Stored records
━━━━━━

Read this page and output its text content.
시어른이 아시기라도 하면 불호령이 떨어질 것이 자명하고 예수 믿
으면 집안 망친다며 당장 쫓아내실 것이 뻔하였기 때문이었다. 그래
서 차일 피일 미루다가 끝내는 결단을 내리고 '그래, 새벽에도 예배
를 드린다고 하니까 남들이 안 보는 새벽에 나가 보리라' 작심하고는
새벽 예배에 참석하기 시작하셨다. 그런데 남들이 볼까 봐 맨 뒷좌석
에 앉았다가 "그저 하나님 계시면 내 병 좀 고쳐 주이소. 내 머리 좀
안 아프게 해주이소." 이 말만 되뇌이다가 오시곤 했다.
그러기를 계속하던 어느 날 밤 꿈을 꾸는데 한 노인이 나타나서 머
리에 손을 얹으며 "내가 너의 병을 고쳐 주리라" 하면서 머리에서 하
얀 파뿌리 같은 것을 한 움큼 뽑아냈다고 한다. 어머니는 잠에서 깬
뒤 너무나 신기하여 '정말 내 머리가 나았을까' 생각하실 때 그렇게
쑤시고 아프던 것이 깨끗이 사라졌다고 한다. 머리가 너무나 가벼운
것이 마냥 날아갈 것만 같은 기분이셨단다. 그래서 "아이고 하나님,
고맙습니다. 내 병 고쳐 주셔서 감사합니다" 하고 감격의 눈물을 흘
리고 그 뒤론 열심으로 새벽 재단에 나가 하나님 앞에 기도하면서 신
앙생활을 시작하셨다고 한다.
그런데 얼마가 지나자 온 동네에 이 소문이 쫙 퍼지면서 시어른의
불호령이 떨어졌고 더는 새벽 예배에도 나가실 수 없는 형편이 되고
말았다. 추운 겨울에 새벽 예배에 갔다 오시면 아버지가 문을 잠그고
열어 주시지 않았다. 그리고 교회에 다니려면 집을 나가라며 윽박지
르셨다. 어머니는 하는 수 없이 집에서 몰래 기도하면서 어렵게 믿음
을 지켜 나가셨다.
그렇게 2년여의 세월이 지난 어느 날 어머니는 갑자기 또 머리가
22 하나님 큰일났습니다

━━━━━━

• AIM OF THE TASK:
Each line that has the word "어머니는" counts once. How many such lines are in the data? Give the number alone.

• ANSWER TO THE EXERCISE:
3